--- START OF Provided data ---

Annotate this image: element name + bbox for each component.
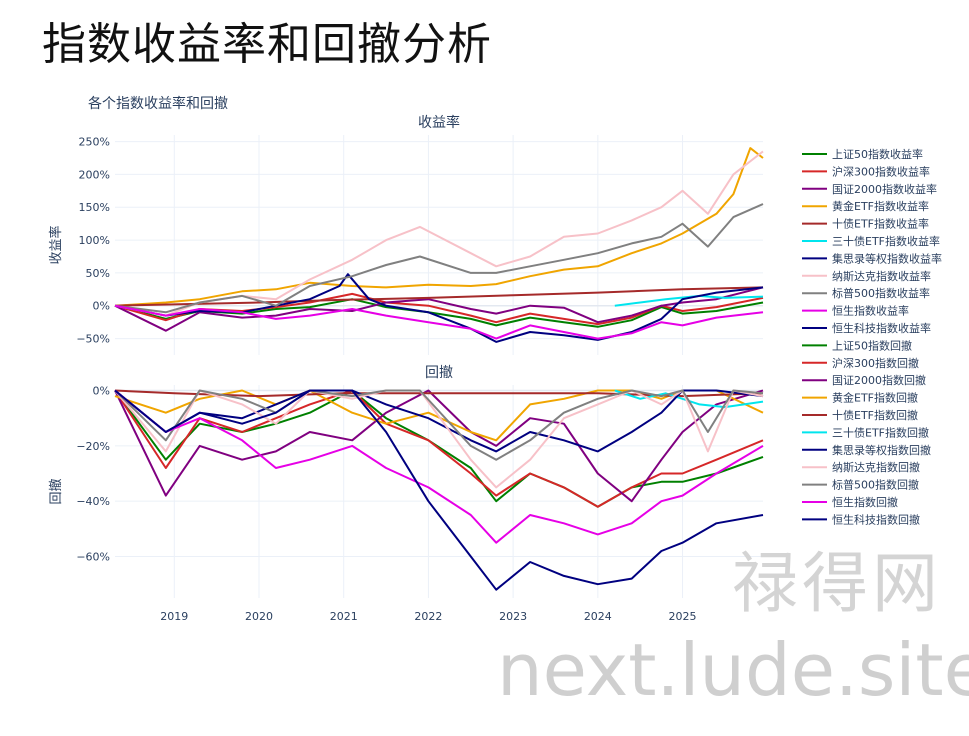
subplot-title: 回撤 xyxy=(425,365,453,381)
legend-entry[interactable]: 三十债ETF指数回撤 xyxy=(832,425,929,439)
legend-entry[interactable]: 黄金ETF指数回撤 xyxy=(832,391,918,405)
y-axis-label: 收益率 xyxy=(48,225,64,264)
series-line-returns-9 xyxy=(114,304,764,340)
y-tick-label: −60% xyxy=(76,551,110,564)
series-line-drawdowns-3 xyxy=(114,389,764,442)
series-line-drawdowns-5 xyxy=(614,389,764,409)
series-line-drawdowns-6 xyxy=(114,389,764,453)
x-tick-label: 2024 xyxy=(584,610,612,623)
y-tick-label: −20% xyxy=(76,440,110,453)
legend-entry[interactable]: 纳斯达克指数回撤 xyxy=(832,460,920,474)
series-line-returns-0 xyxy=(114,298,764,328)
legend-entry[interactable]: 恒生指数回撤 xyxy=(832,495,898,509)
legend-entry[interactable]: 上证50指数收益率 xyxy=(832,147,923,161)
series-line-drawdowns-8 xyxy=(114,389,764,461)
page-title: 指数收益率和回撤分析 xyxy=(42,19,492,70)
x-tick-label: 2019 xyxy=(160,610,188,623)
x-tick-label: 2020 xyxy=(245,610,273,623)
y-tick-label: 100% xyxy=(79,234,110,247)
y-tick-label: 0% xyxy=(93,300,110,313)
series-line-drawdowns-9 xyxy=(114,389,764,544)
y-tick-label: 200% xyxy=(79,168,110,181)
legend-entry[interactable]: 标普500指数回撤 xyxy=(832,478,919,492)
legend-entry[interactable]: 集思录等权指数回撤 xyxy=(832,443,931,457)
legend-entry[interactable]: 上证50指数回撤 xyxy=(832,338,912,352)
series-line-drawdowns-10 xyxy=(114,389,764,591)
legend-entry[interactable]: 沪深300指数回撤 xyxy=(832,356,919,370)
legend-entry[interactable]: 十债ETF指数收益率 xyxy=(832,217,929,231)
legend-entry[interactable]: 集思录等权指数收益率 xyxy=(832,251,942,265)
legend-entry[interactable]: 恒生科技指数回撤 xyxy=(832,512,920,526)
series-line-returns-7 xyxy=(114,150,764,317)
series-line-returns-3 xyxy=(114,147,764,307)
x-tick-label: 2022 xyxy=(414,610,442,623)
y-tick-label: −50% xyxy=(76,333,110,346)
x-tick-label: 2021 xyxy=(330,610,358,623)
subplot-title: 收益率 xyxy=(418,114,460,131)
series-line-drawdowns-1 xyxy=(114,389,764,508)
legend: 上证50指数收益率沪深300指数收益率国证2000指数收益率黄金ETF指数收益率… xyxy=(802,147,942,526)
series-line-returns-4 xyxy=(114,286,764,307)
plot-area: −50%0%50%100%150%200%250%收益率收益率−60%−40%−… xyxy=(48,114,764,623)
y-tick-label: 250% xyxy=(79,136,110,149)
legend-entry[interactable]: 恒生指数收益率 xyxy=(832,304,909,318)
y-axis-label: 回撤 xyxy=(48,478,64,504)
legend-entry[interactable]: 国证2000指数回撤 xyxy=(832,373,926,387)
chart-title: 各个指数收益率和回撤 xyxy=(88,95,228,112)
legend-entry[interactable]: 黄金ETF指数收益率 xyxy=(832,199,929,213)
series-line-drawdowns-7 xyxy=(114,389,764,489)
watermark-url: next.lude.site xyxy=(497,628,969,712)
y-tick-label: −40% xyxy=(76,495,110,508)
y-tick-label: 150% xyxy=(79,201,110,214)
legend-entry[interactable]: 三十债ETF指数收益率 xyxy=(832,234,940,248)
x-tick-label: 2023 xyxy=(499,610,527,623)
y-tick-label: 0% xyxy=(93,385,110,398)
y-tick-label: 50% xyxy=(86,267,110,280)
legend-entry[interactable]: 恒生科技指数收益率 xyxy=(832,321,931,335)
x-tick-label: 2025 xyxy=(669,610,697,623)
series-line-returns-6 xyxy=(114,273,764,343)
watermark-cn: 禄得网 xyxy=(732,545,942,622)
legend-entry[interactable]: 沪深300指数收益率 xyxy=(832,164,930,178)
series-line-returns-5 xyxy=(614,294,764,307)
legend-entry[interactable]: 国证2000指数收益率 xyxy=(832,182,937,196)
legend-entry[interactable]: 标普500指数收益率 xyxy=(832,286,930,300)
legend-entry[interactable]: 纳斯达克指数收益率 xyxy=(832,269,931,283)
legend-entry[interactable]: 十债ETF指数回撤 xyxy=(832,408,918,422)
series-line-returns-8 xyxy=(114,203,764,314)
series-line-returns-2 xyxy=(114,286,764,332)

--- END OF Provided data ---

> **Task goal**:
Could you rewrite the listing above with every "legend-entry" replaced by "legend-item" and everything else left unchanged? Leave the pictures out.

> **Correct output**:
Annotate this image: element name + bbox for each component.
subplot-title: 回撤 xyxy=(425,365,453,381)
legend-item[interactable]: 三十债ETF指数回撤 xyxy=(832,425,929,439)
legend-item[interactable]: 黄金ETF指数回撤 xyxy=(832,391,918,405)
y-axis-label: 收益率 xyxy=(48,225,64,264)
series-line-returns-9 xyxy=(114,304,764,340)
y-tick-label: −60% xyxy=(76,551,110,564)
series-line-drawdowns-3 xyxy=(114,389,764,442)
series-line-drawdowns-5 xyxy=(614,389,764,409)
series-line-drawdowns-6 xyxy=(114,389,764,453)
x-tick-label: 2024 xyxy=(584,610,612,623)
y-tick-label: −20% xyxy=(76,440,110,453)
legend-item[interactable]: 纳斯达克指数回撤 xyxy=(832,460,920,474)
series-line-returns-0 xyxy=(114,298,764,328)
legend-item[interactable]: 恒生指数回撤 xyxy=(832,495,898,509)
legend-item[interactable]: 上证50指数收益率 xyxy=(832,147,923,161)
series-line-drawdowns-8 xyxy=(114,389,764,461)
page-title: 指数收益率和回撤分析 xyxy=(42,19,492,70)
x-tick-label: 2019 xyxy=(160,610,188,623)
x-tick-label: 2020 xyxy=(245,610,273,623)
y-tick-label: 100% xyxy=(79,234,110,247)
y-tick-label: 0% xyxy=(93,300,110,313)
series-line-drawdowns-9 xyxy=(114,389,764,544)
y-tick-label: 200% xyxy=(79,168,110,181)
legend-item[interactable]: 标普500指数回撤 xyxy=(832,478,919,492)
legend-item[interactable]: 集思录等权指数回撤 xyxy=(832,443,931,457)
legend-item[interactable]: 上证50指数回撤 xyxy=(832,338,912,352)
series-line-drawdowns-10 xyxy=(114,389,764,591)
legend-item[interactable]: 沪深300指数回撤 xyxy=(832,356,919,370)
legend-item[interactable]: 十债ETF指数收益率 xyxy=(832,217,929,231)
legend-item[interactable]: 集思录等权指数收益率 xyxy=(832,251,942,265)
legend-item[interactable]: 恒生科技指数回撤 xyxy=(832,512,920,526)
series-line-returns-7 xyxy=(114,150,764,317)
series-line-returns-3 xyxy=(114,147,764,307)
x-tick-label: 2022 xyxy=(414,610,442,623)
y-tick-label: −50% xyxy=(76,333,110,346)
x-tick-label: 2021 xyxy=(330,610,358,623)
subplot-title: 收益率 xyxy=(418,114,460,131)
series-line-drawdowns-1 xyxy=(114,389,764,508)
legend: 上证50指数收益率沪深300指数收益率国证2000指数收益率黄金ETF指数收益率… xyxy=(802,147,942,526)
series-line-returns-4 xyxy=(114,286,764,307)
plot-area: −50%0%50%100%150%200%250%收益率收益率−60%−40%−… xyxy=(48,114,764,623)
y-tick-label: 250% xyxy=(79,136,110,149)
legend-item[interactable]: 恒生指数收益率 xyxy=(832,304,909,318)
y-axis-label: 回撤 xyxy=(48,478,64,504)
legend-item[interactable]: 国证2000指数回撤 xyxy=(832,373,926,387)
chart-title: 各个指数收益率和回撤 xyxy=(88,95,228,112)
legend-item[interactable]: 黄金ETF指数收益率 xyxy=(832,199,929,213)
series-line-drawdowns-7 xyxy=(114,389,764,489)
watermark-url: next.lude.site xyxy=(497,628,969,712)
y-tick-label: −40% xyxy=(76,495,110,508)
y-tick-label: 150% xyxy=(79,201,110,214)
legend-item[interactable]: 三十债ETF指数收益率 xyxy=(832,234,940,248)
x-tick-label: 2023 xyxy=(499,610,527,623)
y-tick-label: 0% xyxy=(93,385,110,398)
y-tick-label: 50% xyxy=(86,267,110,280)
legend-item[interactable]: 恒生科技指数收益率 xyxy=(832,321,931,335)
x-tick-label: 2025 xyxy=(669,610,697,623)
series-line-returns-6 xyxy=(114,273,764,343)
watermark-cn: 禄得网 xyxy=(732,545,942,622)
legend-item[interactable]: 沪深300指数收益率 xyxy=(832,164,930,178)
series-line-returns-5 xyxy=(614,294,764,307)
legend-item[interactable]: 国证2000指数收益率 xyxy=(832,182,937,196)
legend-item[interactable]: 标普500指数收益率 xyxy=(832,286,930,300)
legend-item[interactable]: 纳斯达克指数收益率 xyxy=(832,269,931,283)
legend-item[interactable]: 十债ETF指数回撤 xyxy=(832,408,918,422)
series-line-returns-8 xyxy=(114,203,764,314)
series-line-returns-2 xyxy=(114,286,764,332)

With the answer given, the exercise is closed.